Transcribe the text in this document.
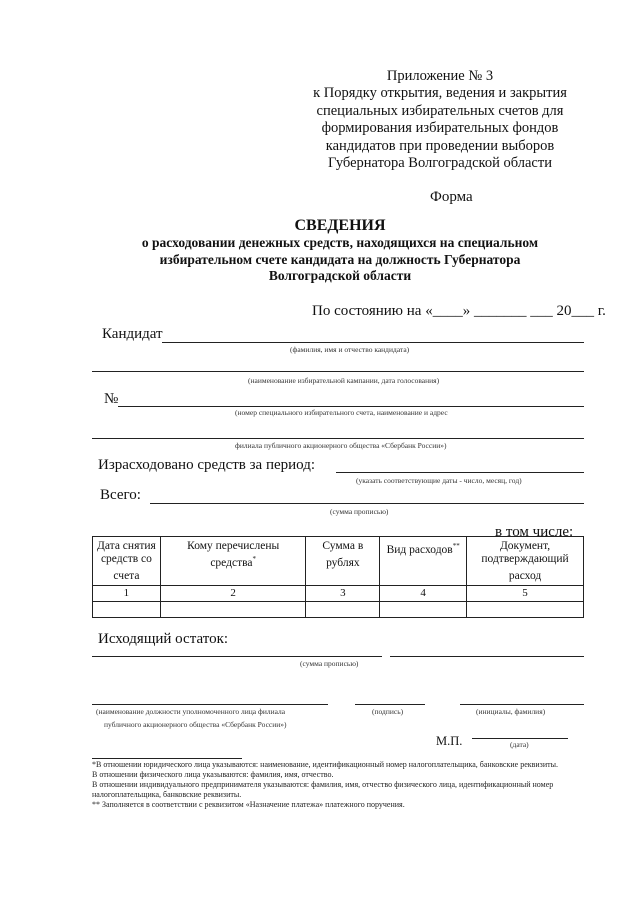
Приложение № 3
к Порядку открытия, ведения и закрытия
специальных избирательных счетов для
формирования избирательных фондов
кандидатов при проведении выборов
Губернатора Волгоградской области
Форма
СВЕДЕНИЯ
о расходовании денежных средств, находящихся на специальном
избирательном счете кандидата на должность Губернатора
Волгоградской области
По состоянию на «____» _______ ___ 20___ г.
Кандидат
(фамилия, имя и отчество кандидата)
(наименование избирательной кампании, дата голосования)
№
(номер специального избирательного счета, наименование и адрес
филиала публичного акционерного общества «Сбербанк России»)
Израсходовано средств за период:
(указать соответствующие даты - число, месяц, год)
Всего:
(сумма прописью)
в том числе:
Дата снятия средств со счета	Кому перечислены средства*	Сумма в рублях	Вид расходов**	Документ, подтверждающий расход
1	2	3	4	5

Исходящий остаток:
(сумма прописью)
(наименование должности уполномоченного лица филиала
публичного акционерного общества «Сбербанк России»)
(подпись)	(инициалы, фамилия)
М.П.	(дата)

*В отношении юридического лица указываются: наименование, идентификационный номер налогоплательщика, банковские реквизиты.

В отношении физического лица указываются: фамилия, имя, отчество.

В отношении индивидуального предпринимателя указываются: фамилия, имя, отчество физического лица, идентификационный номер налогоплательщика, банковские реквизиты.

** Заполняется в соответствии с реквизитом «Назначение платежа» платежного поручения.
━━━
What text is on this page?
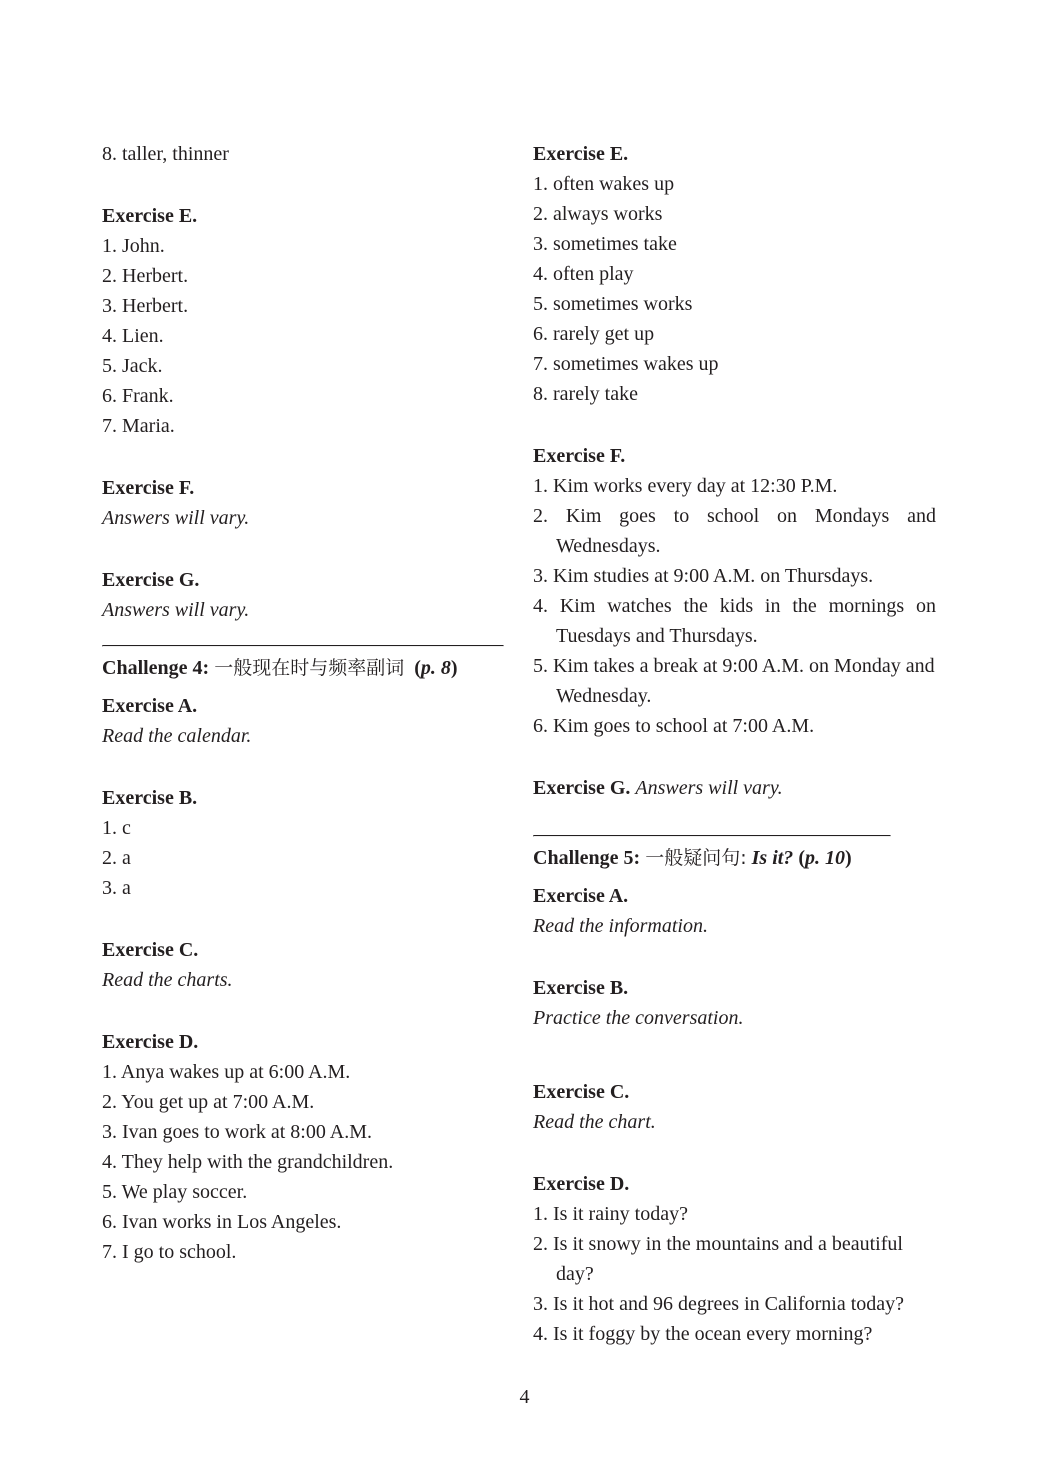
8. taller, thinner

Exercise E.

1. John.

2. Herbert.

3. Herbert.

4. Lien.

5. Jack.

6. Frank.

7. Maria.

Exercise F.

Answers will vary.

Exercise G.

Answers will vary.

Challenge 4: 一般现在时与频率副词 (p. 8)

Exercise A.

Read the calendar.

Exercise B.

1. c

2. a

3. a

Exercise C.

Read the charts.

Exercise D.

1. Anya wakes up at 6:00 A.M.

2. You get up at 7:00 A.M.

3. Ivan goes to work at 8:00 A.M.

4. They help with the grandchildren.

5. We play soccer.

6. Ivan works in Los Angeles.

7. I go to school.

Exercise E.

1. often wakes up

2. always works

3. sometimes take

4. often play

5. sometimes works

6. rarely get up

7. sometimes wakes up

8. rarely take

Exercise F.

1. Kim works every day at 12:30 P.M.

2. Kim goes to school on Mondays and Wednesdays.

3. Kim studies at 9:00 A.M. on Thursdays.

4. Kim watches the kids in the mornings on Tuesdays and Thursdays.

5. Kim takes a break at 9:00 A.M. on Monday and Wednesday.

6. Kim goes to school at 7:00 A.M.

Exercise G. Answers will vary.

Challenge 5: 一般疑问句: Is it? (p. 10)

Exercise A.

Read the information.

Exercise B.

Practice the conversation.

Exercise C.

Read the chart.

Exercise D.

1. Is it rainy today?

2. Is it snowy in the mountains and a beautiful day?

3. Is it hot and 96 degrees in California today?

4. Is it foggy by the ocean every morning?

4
━━━
### Request
Check each line of the entries for the string "отчество". Copy the lines that have it.

### Full response
(фамилия, имя и отчество кандидата)
В отношении физического лица указываются: фамилия, имя, отчество.
В отношении индивидуального предпринимателя указываются: фамилия, имя, отчество физического лица, идентификационный номер налогоплательщика, банковские реквизиты.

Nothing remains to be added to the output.